━━━ DATA ━━━

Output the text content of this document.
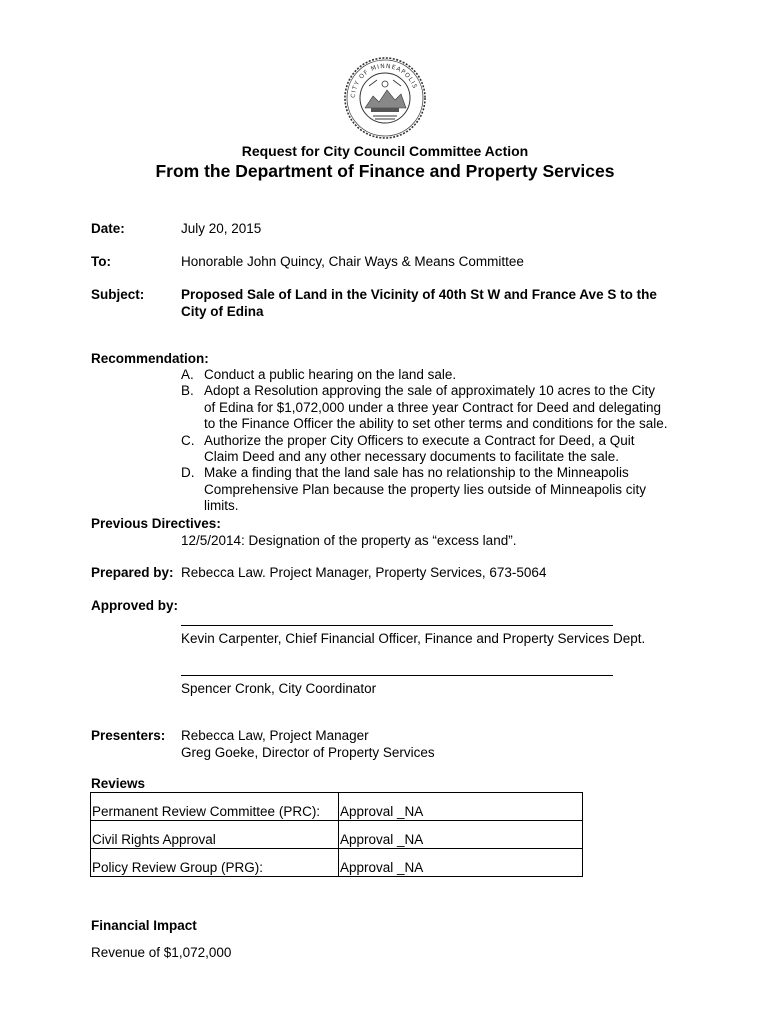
CITY OF MINNEAPOLIS
Request for City Council Committee Action
From the Department of Finance and Property Services
Date:	July 20, 2015
To:	Honorable John Quincy, Chair Ways & Means Committee
Subject:	Proposed Sale of Land in the Vicinity of 40th St W and France Ave S to the
City of Edina
Recommendation:
A. Conduct a public hearing on the land sale.
B. Adopt a Resolution approving the sale of approximately 10 acres to the City
of Edina for $1,072,000 under a three year Contract for Deed and delegating
to the Finance Officer the ability to set other terms and conditions for the sale.
C. Authorize the proper City Officers to execute a Contract for Deed, a Quit
Claim Deed and any other necessary documents to facilitate the sale.
D. Make a finding that the land sale has no relationship to the Minneapolis
Comprehensive Plan because the property lies outside of Minneapolis city
limits.
Previous Directives:
12/5/2014: Designation of the property as “excess land”.
Prepared by: Rebecca Law. Project Manager, Property Services, 673-5064
Approved by:
Kevin Carpenter, Chief Financial Officer, Finance and Property Services Dept.
Spencer Cronk, City Coordinator
Presenters: Rebecca Law, Project Manager
Greg Goeke, Director of Property Services
Reviews
Permanent Review Committee (PRC):	Approval _NA
Civil Rights Approval	Approval _NA
Policy Review Group (PRG):	Approval _NA
Financial Impact
Revenue of $1,072,000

━━━

→ WHAT NEEDS TO BE DONE: Using the data above, write out every line exactly, leaving the images behind.

→ COMPLETE ANSWER:
Output the text content of this document.
CITY OF MINNEAPOLIS
Request for City Council Committee Action
From the Department of Finance and Property Services
Date:	July 20, 2015
To:	Honorable John Quincy, Chair Ways & Means Committee
Subject:	Proposed Sale of Land in the Vicinity of 40th St W and France Ave S to the
City of Edina
Recommendation:
A. Conduct a public hearing on the land sale.
B. Adopt a Resolution approving the sale of approximately 10 acres to the City
of Edina for $1,072,000 under a three year Contract for Deed and delegating
to the Finance Officer the ability to set other terms and conditions for the sale.
C. Authorize the proper City Officers to execute a Contract for Deed, a Quit
Claim Deed and any other necessary documents to facilitate the sale.
D. Make a finding that the land sale has no relationship to the Minneapolis
Comprehensive Plan because the property lies outside of Minneapolis city
limits.
Previous Directives:
12/5/2014: Designation of the property as “excess land”.
Prepared by: Rebecca Law. Project Manager, Property Services, 673-5064
Approved by:
Kevin Carpenter, Chief Financial Officer, Finance and Property Services Dept.
Spencer Cronk, City Coordinator
Presenters: Rebecca Law, Project Manager
Greg Goeke, Director of Property Services
Reviews
Permanent Review Committee (PRC):	Approval _NA
Civil Rights Approval	Approval _NA
Policy Review Group (PRG):	Approval _NA
Financial Impact
Revenue of $1,072,000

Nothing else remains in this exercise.